##### DATA FOR THIS TASK #####

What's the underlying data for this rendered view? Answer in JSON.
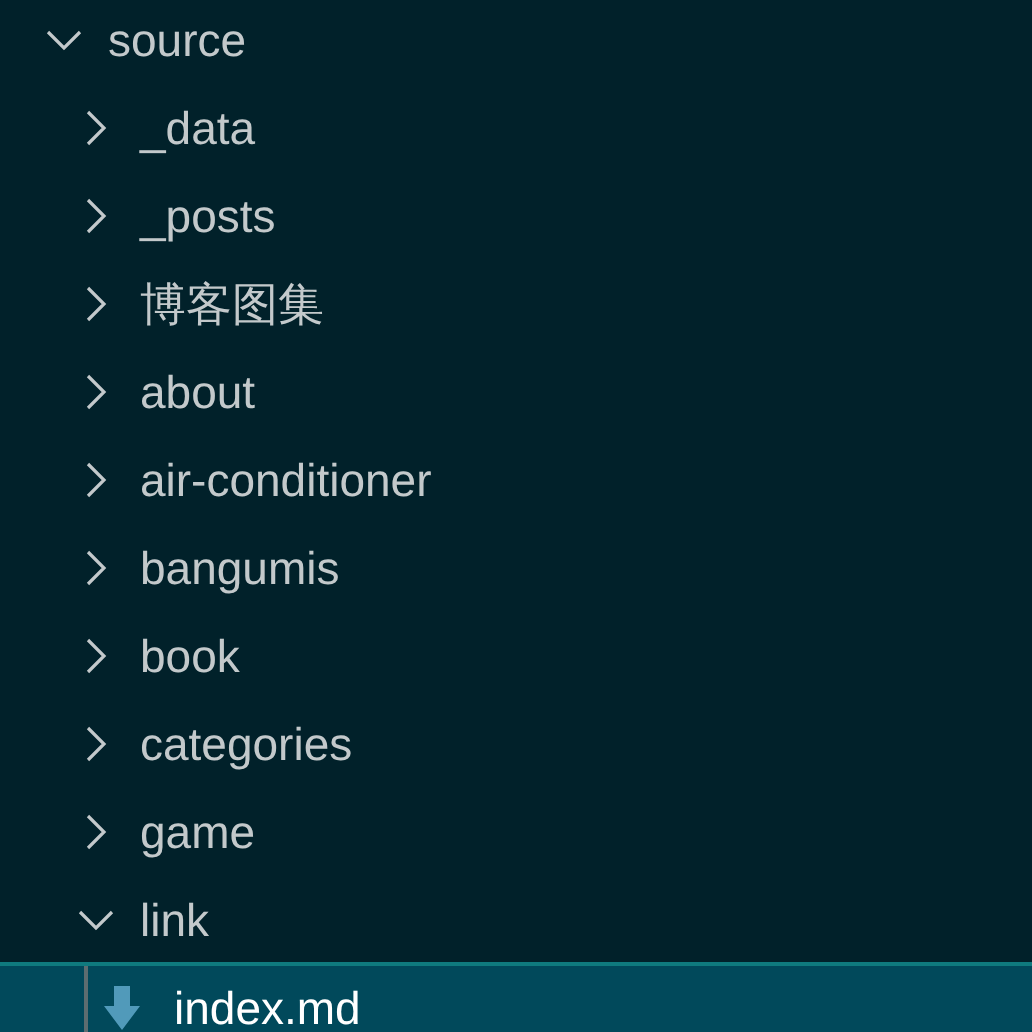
{
  "tree": [
    {
      "label": "source",
      "kind": "folder",
      "expanded": true,
      "selected": false,
      "children": [
        {
          "label": "_data",
          "kind": "folder",
          "expanded": false,
          "selected": false
        },
        {
          "label": "_posts",
          "kind": "folder",
          "expanded": false,
          "selected": false
        },
        {
          "label": "博客图集",
          "kind": "folder",
          "expanded": false,
          "selected": false
        },
        {
          "label": "about",
          "kind": "folder",
          "expanded": false,
          "selected": false
        },
        {
          "label": "air-conditioner",
          "kind": "folder",
          "expanded": false,
          "selected": false
        },
        {
          "label": "bangumis",
          "kind": "folder",
          "expanded": false,
          "selected": false
        },
        {
          "label": "book",
          "kind": "folder",
          "expanded": false,
          "selected": false
        },
        {
          "label": "categories",
          "kind": "folder",
          "expanded": false,
          "selected": false
        },
        {
          "label": "game",
          "kind": "folder",
          "expanded": false,
          "selected": false
        },
        {
          "label": "link",
          "kind": "folder",
          "expanded": true,
          "selected": false,
          "children": [
            {
              "label": "index.md",
              "kind": "file",
              "selected": true
            }
          ]
        }
      ]
    }
  ]
}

#####

* **WHAT IS EXPECTED**: Respond with the number of lines containing "label" and no additional words.

* **THE REPLY**: 12